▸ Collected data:
# # # #

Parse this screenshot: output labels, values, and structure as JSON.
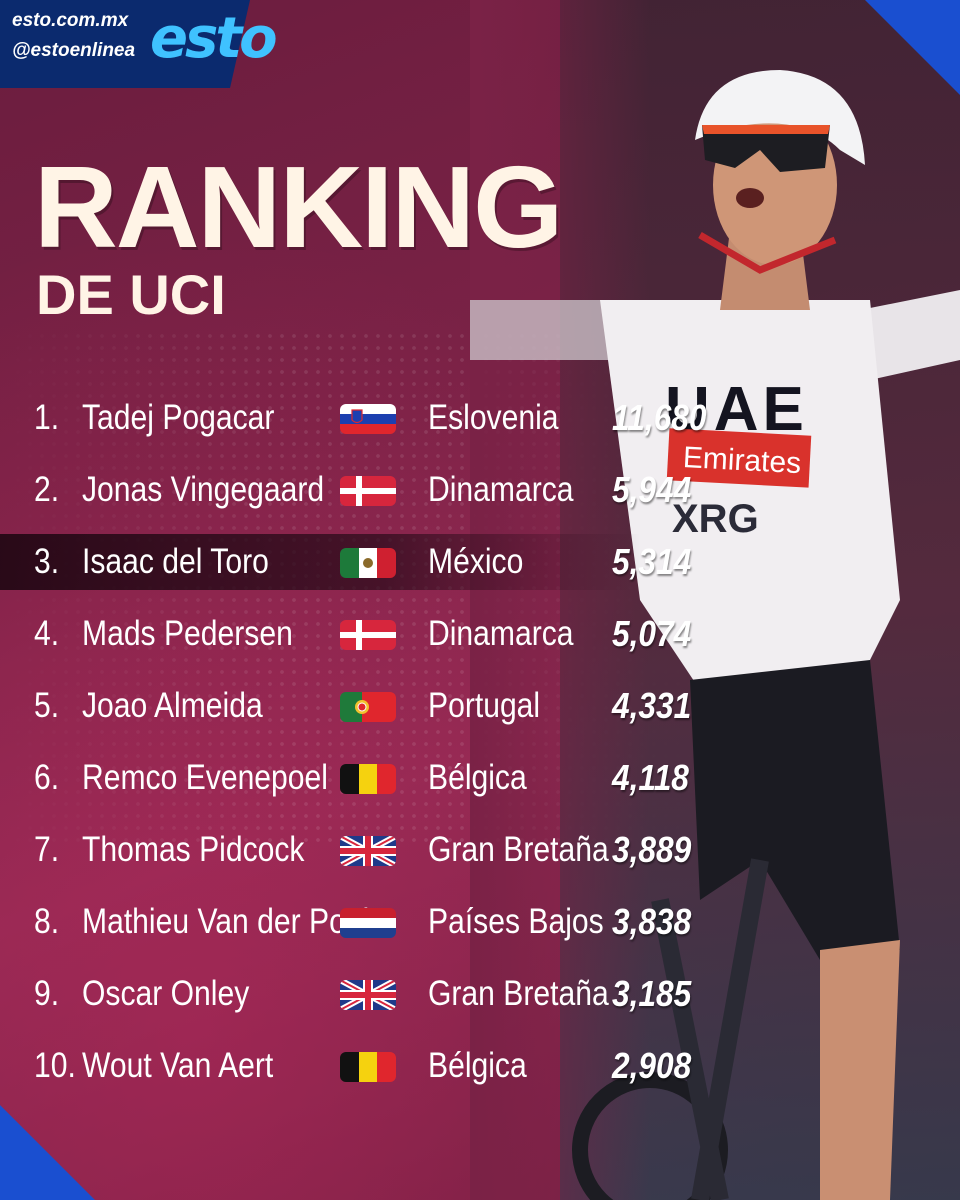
{
  "brand": {
    "url": "esto.com.mx",
    "handle": "@estoenlinea",
    "logo": "esto",
    "logo_color": "#3fc2ff"
  },
  "header": {
    "title": "RANKING",
    "subtitle": "DE UCI"
  },
  "ranking": [
    {
      "rank": "1.",
      "name": "Tadej Pogacar",
      "flag": "slovenia-flag",
      "country": "Eslovenia",
      "points": "11,680"
    },
    {
      "rank": "2.",
      "name": "Jonas Vingegaard",
      "flag": "denmark-flag",
      "country": "Dinamarca",
      "points": "5,944"
    },
    {
      "rank": "3.",
      "name": "Isaac del Toro",
      "flag": "mexico-flag",
      "country": "México",
      "points": "5,314",
      "highlighted": true
    },
    {
      "rank": "4.",
      "name": "Mads Pedersen",
      "flag": "denmark-flag",
      "country": "Dinamarca",
      "points": "5,074"
    },
    {
      "rank": "5.",
      "name": "Joao Almeida",
      "flag": "portugal-flag",
      "country": "Portugal",
      "points": "4,331"
    },
    {
      "rank": "6.",
      "name": "Remco Evenepoel",
      "flag": "belgium-flag",
      "country": "Bélgica",
      "points": "4,118"
    },
    {
      "rank": "7.",
      "name": "Thomas Pidcock",
      "flag": "uk-flag",
      "country": "Gran Bretaña",
      "points": "3,889"
    },
    {
      "rank": "8.",
      "name": "Mathieu Van der Poel",
      "flag": "netherlands-flag",
      "country": "Países Bajos",
      "points": "3,838"
    },
    {
      "rank": "9.",
      "name": "Oscar Onley",
      "flag": "uk-flag",
      "country": "Gran Bretaña",
      "points": "3,185"
    },
    {
      "rank": "10.",
      "name": "Wout Van Aert",
      "flag": "belgium-flag",
      "country": "Bélgica",
      "points": "2,908"
    }
  ],
  "jersey": {
    "team": "UAE",
    "sponsor": "Emirates",
    "sub": "XRG"
  },
  "colors": {
    "background": "#7a2246",
    "accent_blue": "#1a4fd0",
    "title": "#fff4e6"
  }
}
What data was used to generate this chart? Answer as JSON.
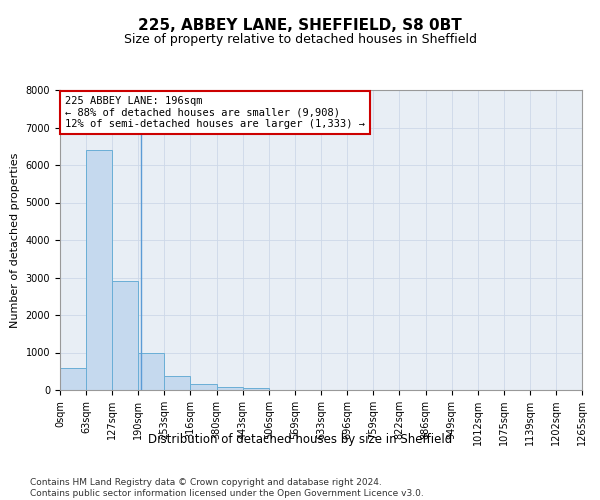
{
  "title": "225, ABBEY LANE, SHEFFIELD, S8 0BT",
  "subtitle": "Size of property relative to detached houses in Sheffield",
  "xlabel": "Distribution of detached houses by size in Sheffield",
  "ylabel": "Number of detached properties",
  "bar_values": [
    600,
    6400,
    2900,
    1000,
    380,
    150,
    80,
    50,
    0,
    0,
    0,
    0,
    0,
    0,
    0,
    0,
    0,
    0,
    0,
    0
  ],
  "bin_edges": [
    0,
    63,
    127,
    190,
    253,
    316,
    380,
    443,
    506,
    569,
    633,
    696,
    759,
    822,
    886,
    949,
    1012,
    1075,
    1139,
    1202,
    1265
  ],
  "x_tick_labels": [
    "0sqm",
    "63sqm",
    "127sqm",
    "190sqm",
    "253sqm",
    "316sqm",
    "380sqm",
    "443sqm",
    "506sqm",
    "569sqm",
    "633sqm",
    "696sqm",
    "759sqm",
    "822sqm",
    "886sqm",
    "949sqm",
    "1012sqm",
    "1075sqm",
    "1139sqm",
    "1202sqm",
    "1265sqm"
  ],
  "bar_color": "#c5d9ee",
  "bar_edge_color": "#6aaed6",
  "ylim": [
    0,
    8000
  ],
  "yticks": [
    0,
    1000,
    2000,
    3000,
    4000,
    5000,
    6000,
    7000,
    8000
  ],
  "property_size": 196,
  "vline_color": "#5b9bd5",
  "annotation_text": "225 ABBEY LANE: 196sqm\n← 88% of detached houses are smaller (9,908)\n12% of semi-detached houses are larger (1,333) →",
  "annotation_box_color": "#ffffff",
  "annotation_box_edge_color": "#cc0000",
  "grid_color": "#cdd8e8",
  "background_color": "#e8eef5",
  "footer_text": "Contains HM Land Registry data © Crown copyright and database right 2024.\nContains public sector information licensed under the Open Government Licence v3.0.",
  "title_fontsize": 11,
  "subtitle_fontsize": 9,
  "tick_fontsize": 7,
  "ylabel_fontsize": 8,
  "xlabel_fontsize": 8.5,
  "footer_fontsize": 6.5,
  "ann_fontsize": 7.5
}
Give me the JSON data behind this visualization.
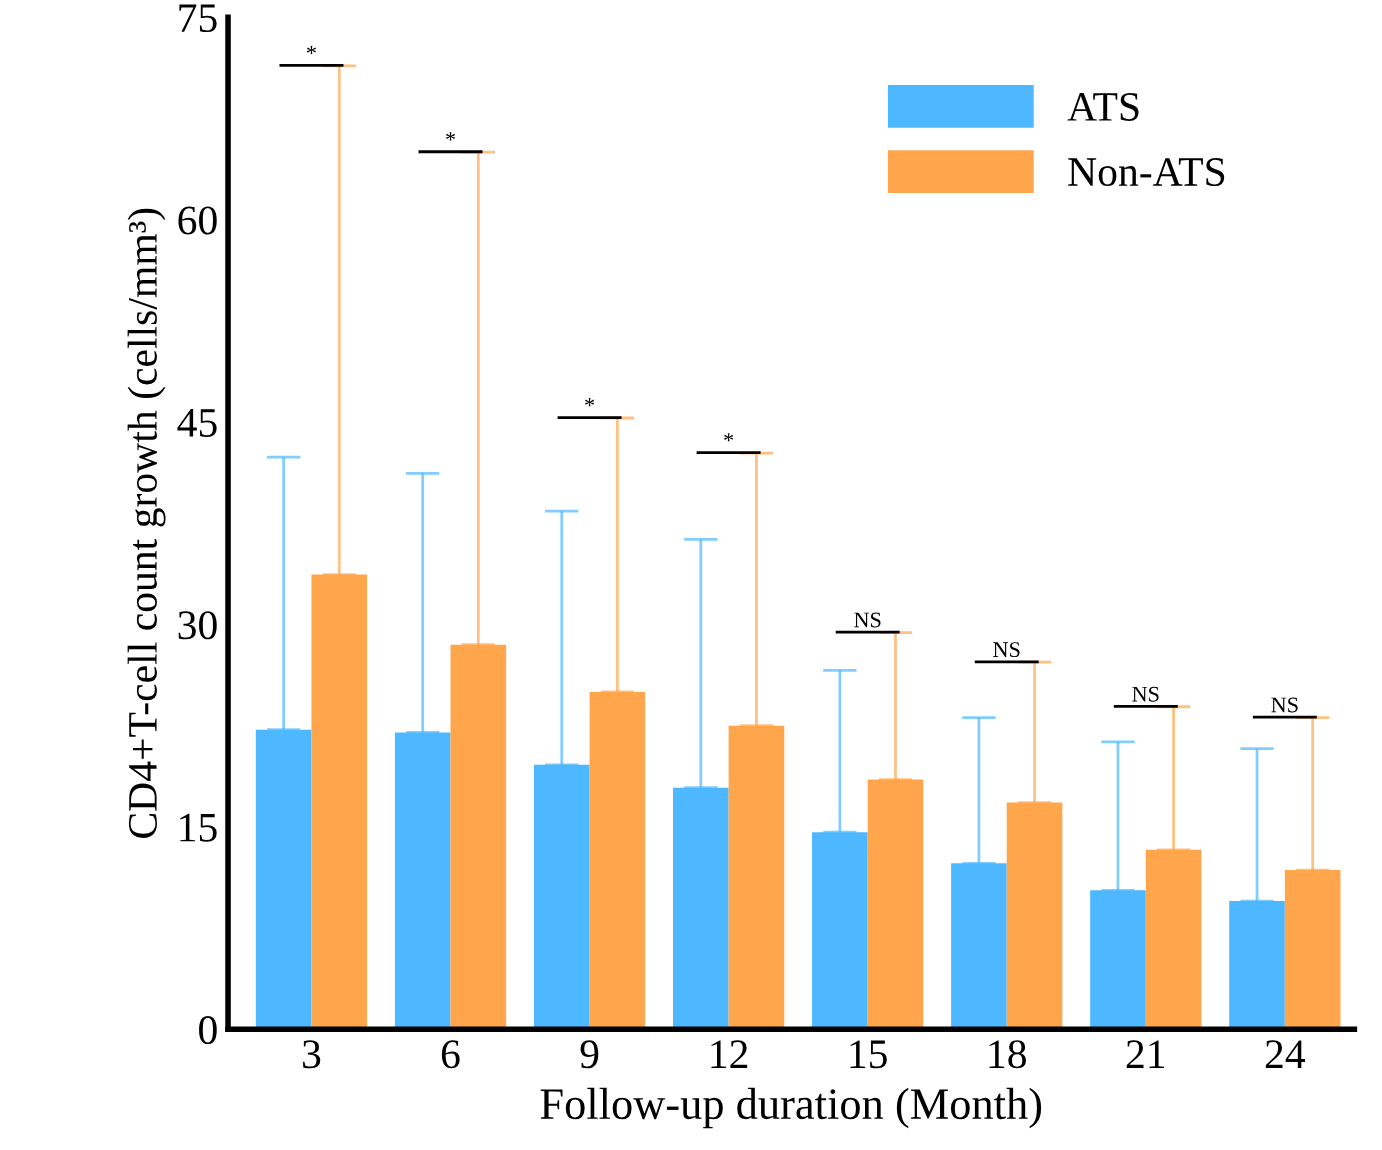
{
  "chart_data": {
    "type": "bar",
    "xlabel": "Follow-up duration (Month)",
    "ylabel": "CD4+T-cell count growth (cells/mm³)",
    "categories": [
      "3",
      "6",
      "9",
      "12",
      "15",
      "18",
      "21",
      "24"
    ],
    "series": [
      {
        "name": "ATS",
        "color": "#4db8ff",
        "values": [
          22.2,
          22.0,
          19.6,
          17.9,
          14.6,
          12.3,
          10.3,
          9.5
        ],
        "errors": [
          [
            22.2,
            42.4
          ],
          [
            22.0,
            41.2
          ],
          [
            19.6,
            38.4
          ],
          [
            17.9,
            36.3
          ],
          [
            14.6,
            26.6
          ],
          [
            12.3,
            23.1
          ],
          [
            10.3,
            21.3
          ],
          [
            9.5,
            20.8
          ]
        ]
      },
      {
        "name": "Non-ATS",
        "color": "#ffa54c",
        "values": [
          33.7,
          28.5,
          25.0,
          22.5,
          18.5,
          16.8,
          13.3,
          11.8
        ],
        "errors": [
          [
            33.7,
            71.4
          ],
          [
            28.5,
            65.0
          ],
          [
            25.0,
            45.3
          ],
          [
            22.5,
            42.7
          ],
          [
            18.5,
            29.4
          ],
          [
            16.8,
            27.2
          ],
          [
            13.3,
            23.9
          ],
          [
            11.8,
            23.1
          ]
        ]
      }
    ],
    "ylim": [
      0,
      75
    ],
    "yticks": [
      0,
      15,
      30,
      45,
      60,
      75
    ],
    "grid": false,
    "legend": "top right",
    "annotations": [
      "*",
      "*",
      "*",
      "*",
      "NS",
      "NS",
      "NS",
      "NS"
    ]
  }
}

# # # #

▸ WHAT THE TASK ASKS:
Copy every record above exactly, leaving out any pictures.

▸ TASK RESPONSE:
Parse this screenshot: output labels, values, and structure as JSON.
{
  "brand": {
    "url": "esto.com.mx",
    "handle": "@estoenlinea",
    "logo": "esto",
    "logo_color": "#3fc2ff"
  },
  "header": {
    "title": "RANKING",
    "subtitle": "DE UCI"
  },
  "ranking": [
    {
      "rank": "1.",
      "name": "Tadej Pogacar",
      "flag": "slovenia-flag",
      "country": "Eslovenia",
      "points": "11,680"
    },
    {
      "rank": "2.",
      "name": "Jonas Vingegaard",
      "flag": "denmark-flag",
      "country": "Dinamarca",
      "points": "5,944"
    },
    {
      "rank": "3.",
      "name": "Isaac del Toro",
      "flag": "mexico-flag",
      "country": "México",
      "points": "5,314",
      "highlighted": true
    },
    {
      "rank": "4.",
      "name": "Mads Pedersen",
      "flag": "denmark-flag",
      "country": "Dinamarca",
      "points": "5,074"
    },
    {
      "rank": "5.",
      "name": "Joao Almeida",
      "flag": "portugal-flag",
      "country": "Portugal",
      "points": "4,331"
    },
    {
      "rank": "6.",
      "name": "Remco Evenepoel",
      "flag": "belgium-flag",
      "country": "Bélgica",
      "points": "4,118"
    },
    {
      "rank": "7.",
      "name": "Thomas Pidcock",
      "flag": "uk-flag",
      "country": "Gran Bretaña",
      "points": "3,889"
    },
    {
      "rank": "8.",
      "name": "Mathieu Van der Poel",
      "flag": "netherlands-flag",
      "country": "Países Bajos",
      "points": "3,838"
    },
    {
      "rank": "9.",
      "name": "Oscar Onley",
      "flag": "uk-flag",
      "country": "Gran Bretaña",
      "points": "3,185"
    },
    {
      "rank": "10.",
      "name": "Wout Van Aert",
      "flag": "belgium-flag",
      "country": "Bélgica",
      "points": "2,908"
    }
  ],
  "jersey": {
    "team": "UAE",
    "sponsor": "Emirates",
    "sub": "XRG"
  },
  "colors": {
    "background": "#7a2246",
    "accent_blue": "#1a4fd0",
    "title": "#fff4e6"
  }
}
What data was used to generate this chart? Answer as JSON.
{
  "title": "225, ABBEY LANE, SHEFFIELD, S8 0BT",
  "subtitle": "Size of property relative to detached houses in Sheffield",
  "xlabel": "Distribution of detached houses by size in Sheffield",
  "ylabel": "Number of detached properties",
  "bar_values": [
    600,
    6400,
    2900,
    1000,
    380,
    150,
    80,
    50,
    0,
    0,
    0,
    0,
    0,
    0,
    0,
    0,
    0,
    0,
    0,
    0
  ],
  "bin_edges": [
    0,
    63,
    127,
    190,
    253,
    316,
    380,
    443,
    506,
    569,
    633,
    696,
    759,
    822,
    886,
    949,
    1012,
    1075,
    1139,
    1202,
    1265
  ],
  "x_tick_labels": [
    "0sqm",
    "63sqm",
    "127sqm",
    "190sqm",
    "253sqm",
    "316sqm",
    "380sqm",
    "443sqm",
    "506sqm",
    "569sqm",
    "633sqm",
    "696sqm",
    "759sqm",
    "822sqm",
    "886sqm",
    "949sqm",
    "1012sqm",
    "1075sqm",
    "1139sqm",
    "1202sqm",
    "1265sqm"
  ],
  "bar_color": "#c5d9ee",
  "bar_edge_color": "#6aaed6",
  "ylim": [
    0,
    8000
  ],
  "yticks": [
    0,
    1000,
    2000,
    3000,
    4000,
    5000,
    6000,
    7000,
    8000
  ],
  "property_size": 196,
  "vline_color": "#5b9bd5",
  "annotation_text": "225 ABBEY LANE: 196sqm\n← 88% of detached houses are smaller (9,908)\n12% of semi-detached houses are larger (1,333) →",
  "annotation_box_color": "#ffffff",
  "annotation_box_edge_color": "#cc0000",
  "grid_color": "#cdd8e8",
  "background_color": "#e8eef5",
  "footer_text": "Contains HM Land Registry data © Crown copyright and database right 2024.\nContains public sector information licensed under the Open Government Licence v3.0.",
  "title_fontsize": 11,
  "subtitle_fontsize": 9,
  "tick_fontsize": 7,
  "ylabel_fontsize": 8,
  "xlabel_fontsize": 8.5,
  "footer_fontsize": 6.5,
  "ann_fontsize": 7.5
}
Give me the JSON data behind this visualization.
{
  "chart_data": {
    "type": "bar",
    "xlabel": "Follow-up duration (Month)",
    "ylabel": "CD4+T-cell count growth (cells/mm³)",
    "categories": [
      "3",
      "6",
      "9",
      "12",
      "15",
      "18",
      "21",
      "24"
    ],
    "series": [
      {
        "name": "ATS",
        "color": "#4db8ff",
        "values": [
          22.2,
          22.0,
          19.6,
          17.9,
          14.6,
          12.3,
          10.3,
          9.5
        ],
        "errors": [
          [
            22.2,
            42.4
          ],
          [
            22.0,
            41.2
          ],
          [
            19.6,
            38.4
          ],
          [
            17.9,
            36.3
          ],
          [
            14.6,
            26.6
          ],
          [
            12.3,
            23.1
          ],
          [
            10.3,
            21.3
          ],
          [
            9.5,
            20.8
          ]
        ]
      },
      {
        "name": "Non-ATS",
        "color": "#ffa54c",
        "values": [
          33.7,
          28.5,
          25.0,
          22.5,
          18.5,
          16.8,
          13.3,
          11.8
        ],
        "errors": [
          [
            33.7,
            71.4
          ],
          [
            28.5,
            65.0
          ],
          [
            25.0,
            45.3
          ],
          [
            22.5,
            42.7
          ],
          [
            18.5,
            29.4
          ],
          [
            16.8,
            27.2
          ],
          [
            13.3,
            23.9
          ],
          [
            11.8,
            23.1
          ]
        ]
      }
    ],
    "ylim": [
      0,
      75
    ],
    "yticks": [
      0,
      15,
      30,
      45,
      60,
      75
    ],
    "grid": false,
    "legend": "top right",
    "annotations": [
      "*",
      "*",
      "*",
      "*",
      "NS",
      "NS",
      "NS",
      "NS"
    ]
  }
}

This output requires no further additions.